Short exercise :: The records below hold pictures; please leave those out and retype the rest exactly.

Provided entries ::
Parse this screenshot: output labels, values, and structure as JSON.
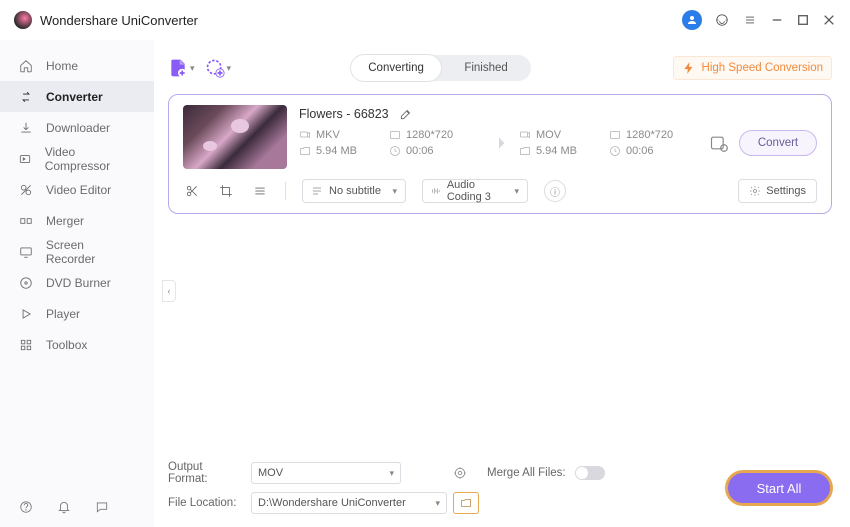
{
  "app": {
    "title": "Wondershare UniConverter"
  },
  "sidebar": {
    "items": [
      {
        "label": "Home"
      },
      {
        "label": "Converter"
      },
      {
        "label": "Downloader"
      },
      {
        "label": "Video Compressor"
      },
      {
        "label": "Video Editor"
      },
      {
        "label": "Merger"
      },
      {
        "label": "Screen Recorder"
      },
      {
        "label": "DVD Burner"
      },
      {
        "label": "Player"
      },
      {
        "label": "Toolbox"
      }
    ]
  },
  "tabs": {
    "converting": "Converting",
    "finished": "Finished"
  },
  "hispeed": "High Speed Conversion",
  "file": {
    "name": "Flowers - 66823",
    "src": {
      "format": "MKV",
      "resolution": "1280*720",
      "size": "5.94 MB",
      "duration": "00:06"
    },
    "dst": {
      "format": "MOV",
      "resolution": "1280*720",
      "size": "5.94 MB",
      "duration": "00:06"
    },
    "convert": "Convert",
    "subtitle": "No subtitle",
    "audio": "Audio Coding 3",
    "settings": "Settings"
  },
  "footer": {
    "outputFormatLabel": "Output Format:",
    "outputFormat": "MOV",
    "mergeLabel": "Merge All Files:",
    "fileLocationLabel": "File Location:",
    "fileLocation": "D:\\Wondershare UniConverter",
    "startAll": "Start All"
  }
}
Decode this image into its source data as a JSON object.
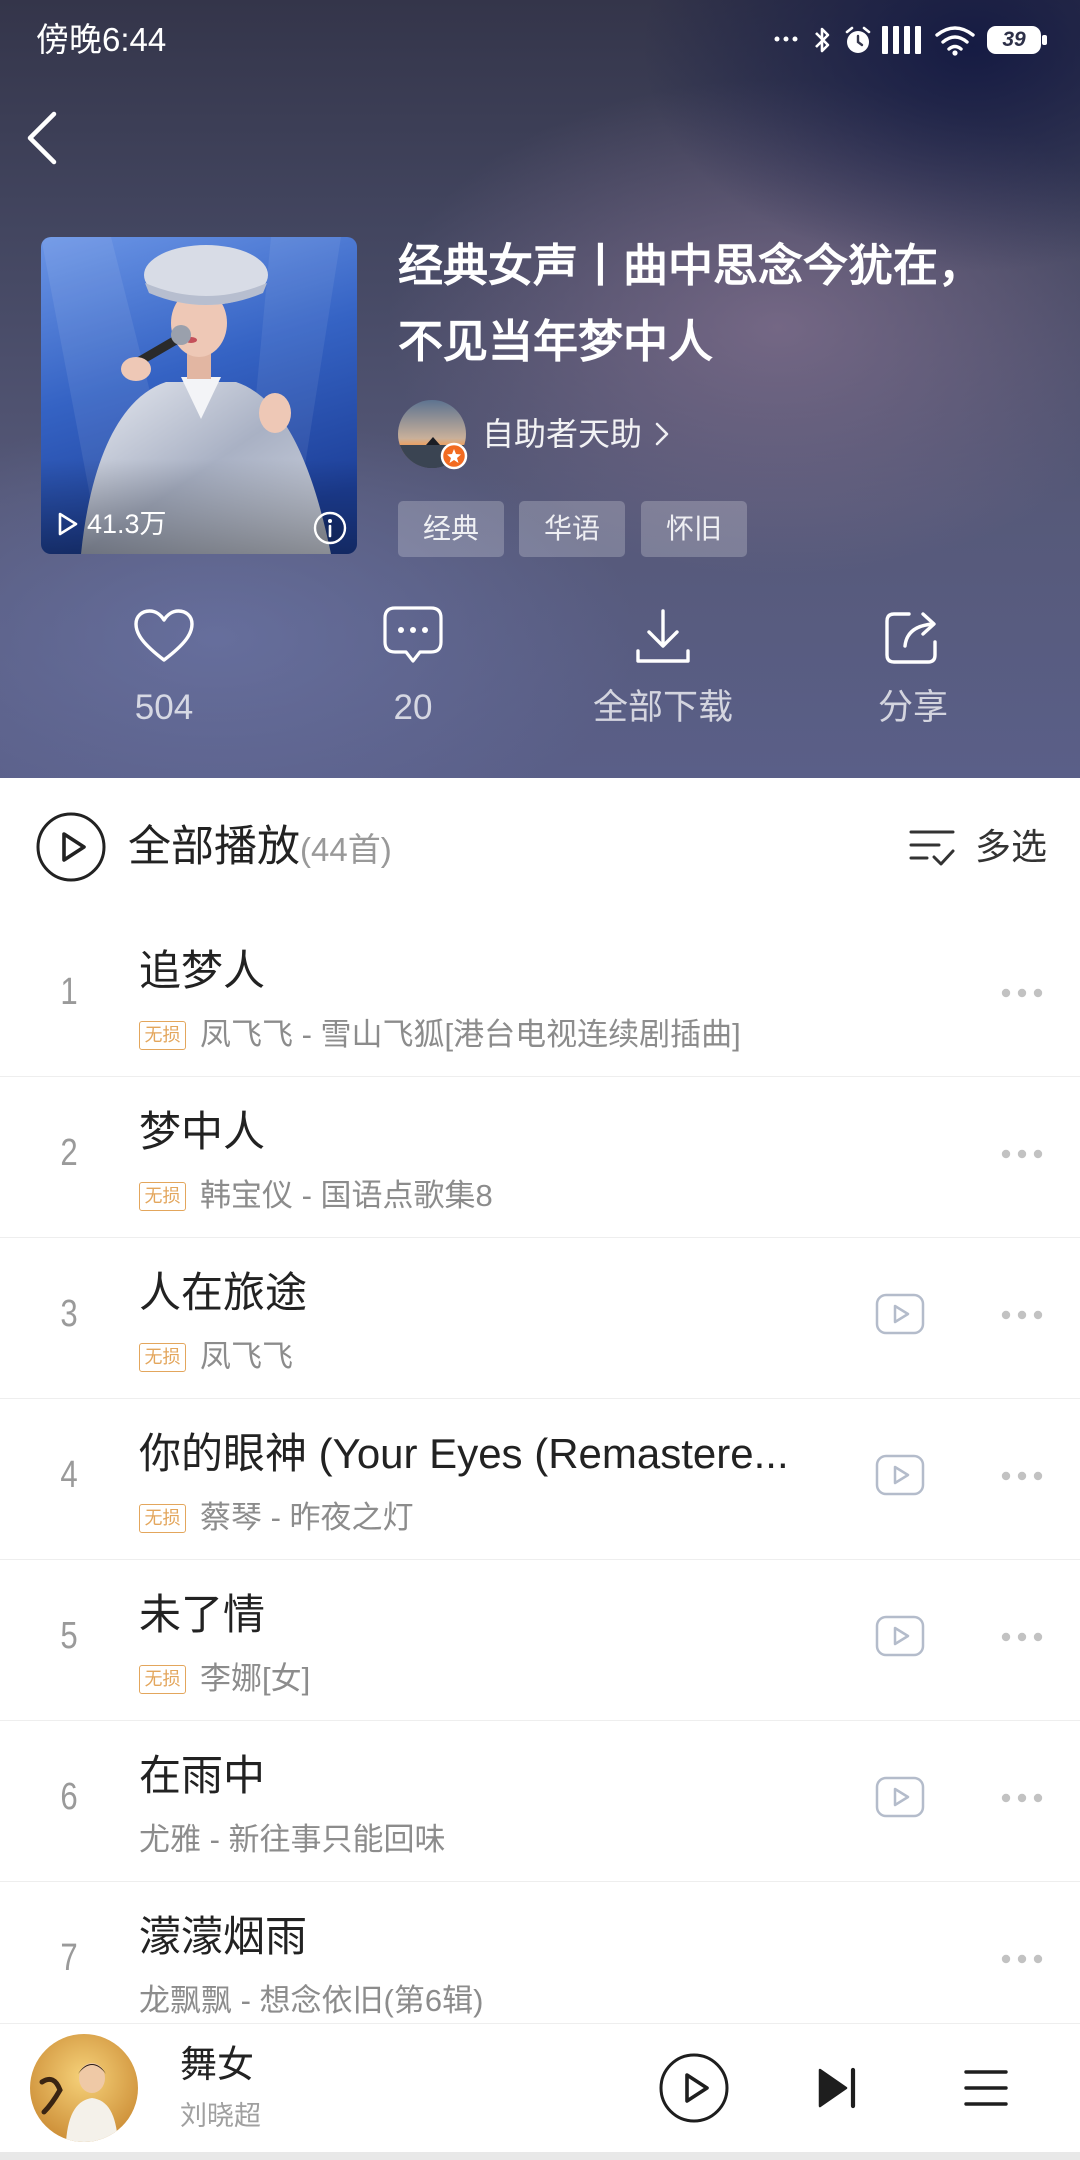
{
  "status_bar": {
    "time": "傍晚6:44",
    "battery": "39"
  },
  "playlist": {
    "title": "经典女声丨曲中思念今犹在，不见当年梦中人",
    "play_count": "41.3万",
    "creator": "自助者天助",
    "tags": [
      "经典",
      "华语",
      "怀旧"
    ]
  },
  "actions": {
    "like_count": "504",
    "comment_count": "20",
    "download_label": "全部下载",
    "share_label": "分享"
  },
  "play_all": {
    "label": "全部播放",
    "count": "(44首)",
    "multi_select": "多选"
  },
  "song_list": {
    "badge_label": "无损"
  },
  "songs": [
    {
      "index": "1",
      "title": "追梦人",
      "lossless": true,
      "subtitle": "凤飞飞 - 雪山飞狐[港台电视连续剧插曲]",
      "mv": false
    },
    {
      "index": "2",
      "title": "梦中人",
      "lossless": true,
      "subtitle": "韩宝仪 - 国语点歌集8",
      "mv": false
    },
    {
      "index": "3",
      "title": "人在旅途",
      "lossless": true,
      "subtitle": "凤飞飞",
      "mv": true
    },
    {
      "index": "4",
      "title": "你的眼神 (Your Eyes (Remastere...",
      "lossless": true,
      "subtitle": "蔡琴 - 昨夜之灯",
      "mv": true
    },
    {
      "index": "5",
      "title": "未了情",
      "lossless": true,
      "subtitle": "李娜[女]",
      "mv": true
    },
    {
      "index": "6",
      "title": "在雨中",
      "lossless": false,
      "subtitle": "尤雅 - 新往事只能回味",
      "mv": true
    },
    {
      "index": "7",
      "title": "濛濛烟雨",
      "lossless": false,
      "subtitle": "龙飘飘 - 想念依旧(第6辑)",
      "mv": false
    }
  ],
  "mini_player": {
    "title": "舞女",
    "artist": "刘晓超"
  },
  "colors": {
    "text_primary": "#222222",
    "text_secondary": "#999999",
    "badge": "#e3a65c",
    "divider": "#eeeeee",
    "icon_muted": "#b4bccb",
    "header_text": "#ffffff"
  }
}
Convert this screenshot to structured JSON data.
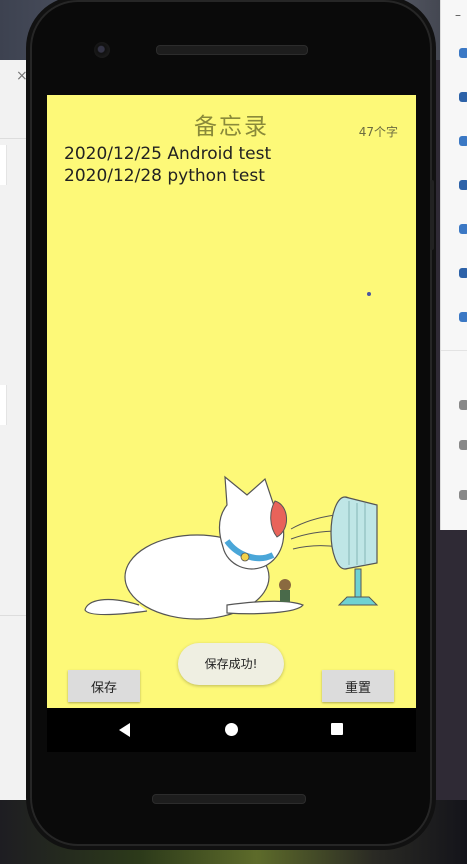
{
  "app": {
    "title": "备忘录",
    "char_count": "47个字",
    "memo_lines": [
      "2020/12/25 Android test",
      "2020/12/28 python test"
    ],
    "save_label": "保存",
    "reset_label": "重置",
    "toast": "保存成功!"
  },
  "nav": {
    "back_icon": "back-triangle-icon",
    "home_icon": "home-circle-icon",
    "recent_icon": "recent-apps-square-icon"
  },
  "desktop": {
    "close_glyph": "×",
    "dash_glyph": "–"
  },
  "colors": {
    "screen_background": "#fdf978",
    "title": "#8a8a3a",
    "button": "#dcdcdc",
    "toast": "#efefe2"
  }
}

Response to the task ::
Parse this screenshot: output labels, values, and structure as JSON.
{
  "app": {
    "title": "Wondershare UniConverter"
  },
  "sidebar": {
    "items": [
      {
        "label": "Home"
      },
      {
        "label": "Converter"
      },
      {
        "label": "Downloader"
      },
      {
        "label": "Video Compressor"
      },
      {
        "label": "Video Editor"
      },
      {
        "label": "Merger"
      },
      {
        "label": "Screen Recorder"
      },
      {
        "label": "DVD Burner"
      },
      {
        "label": "Player"
      },
      {
        "label": "Toolbox"
      }
    ]
  },
  "tabs": {
    "converting": "Converting",
    "finished": "Finished"
  },
  "hispeed": "High Speed Conversion",
  "file": {
    "name": "Flowers - 66823",
    "src": {
      "format": "MKV",
      "resolution": "1280*720",
      "size": "5.94 MB",
      "duration": "00:06"
    },
    "dst": {
      "format": "MOV",
      "resolution": "1280*720",
      "size": "5.94 MB",
      "duration": "00:06"
    },
    "convert": "Convert",
    "subtitle": "No subtitle",
    "audio": "Audio Coding 3",
    "settings": "Settings"
  },
  "footer": {
    "outputFormatLabel": "Output Format:",
    "outputFormat": "MOV",
    "mergeLabel": "Merge All Files:",
    "fileLocationLabel": "File Location:",
    "fileLocation": "D:\\Wondershare UniConverter",
    "startAll": "Start All"
  }
}
Decode this image into its source data as a JSON object.
{
  "status_bar": {
    "time": "傍晚6:44",
    "battery": "39"
  },
  "playlist": {
    "title": "经典女声丨曲中思念今犹在，不见当年梦中人",
    "play_count": "41.3万",
    "creator": "自助者天助",
    "tags": [
      "经典",
      "华语",
      "怀旧"
    ]
  },
  "actions": {
    "like_count": "504",
    "comment_count": "20",
    "download_label": "全部下载",
    "share_label": "分享"
  },
  "play_all": {
    "label": "全部播放",
    "count": "(44首)",
    "multi_select": "多选"
  },
  "song_list": {
    "badge_label": "无损"
  },
  "songs": [
    {
      "index": "1",
      "title": "追梦人",
      "lossless": true,
      "subtitle": "凤飞飞 - 雪山飞狐[港台电视连续剧插曲]",
      "mv": false
    },
    {
      "index": "2",
      "title": "梦中人",
      "lossless": true,
      "subtitle": "韩宝仪 - 国语点歌集8",
      "mv": false
    },
    {
      "index": "3",
      "title": "人在旅途",
      "lossless": true,
      "subtitle": "凤飞飞",
      "mv": true
    },
    {
      "index": "4",
      "title": "你的眼神 (Your Eyes (Remastere...",
      "lossless": true,
      "subtitle": "蔡琴 - 昨夜之灯",
      "mv": true
    },
    {
      "index": "5",
      "title": "未了情",
      "lossless": true,
      "subtitle": "李娜[女]",
      "mv": true
    },
    {
      "index": "6",
      "title": "在雨中",
      "lossless": false,
      "subtitle": "尤雅 - 新往事只能回味",
      "mv": true
    },
    {
      "index": "7",
      "title": "濛濛烟雨",
      "lossless": false,
      "subtitle": "龙飘飘 - 想念依旧(第6辑)",
      "mv": false
    }
  ],
  "mini_player": {
    "title": "舞女",
    "artist": "刘晓超"
  },
  "colors": {
    "text_primary": "#222222",
    "text_secondary": "#999999",
    "badge": "#e3a65c",
    "divider": "#eeeeee",
    "icon_muted": "#b4bccb",
    "header_text": "#ffffff"
  }
}
Convert this screenshot to structured JSON data.
{
  "app": {
    "title": "备忘录",
    "char_count": "47个字",
    "memo_lines": [
      "2020/12/25 Android test",
      "2020/12/28 python test"
    ],
    "save_label": "保存",
    "reset_label": "重置",
    "toast": "保存成功!"
  },
  "nav": {
    "back_icon": "back-triangle-icon",
    "home_icon": "home-circle-icon",
    "recent_icon": "recent-apps-square-icon"
  },
  "desktop": {
    "close_glyph": "×",
    "dash_glyph": "–"
  },
  "colors": {
    "screen_background": "#fdf978",
    "title": "#8a8a3a",
    "button": "#dcdcdc",
    "toast": "#efefe2"
  }
}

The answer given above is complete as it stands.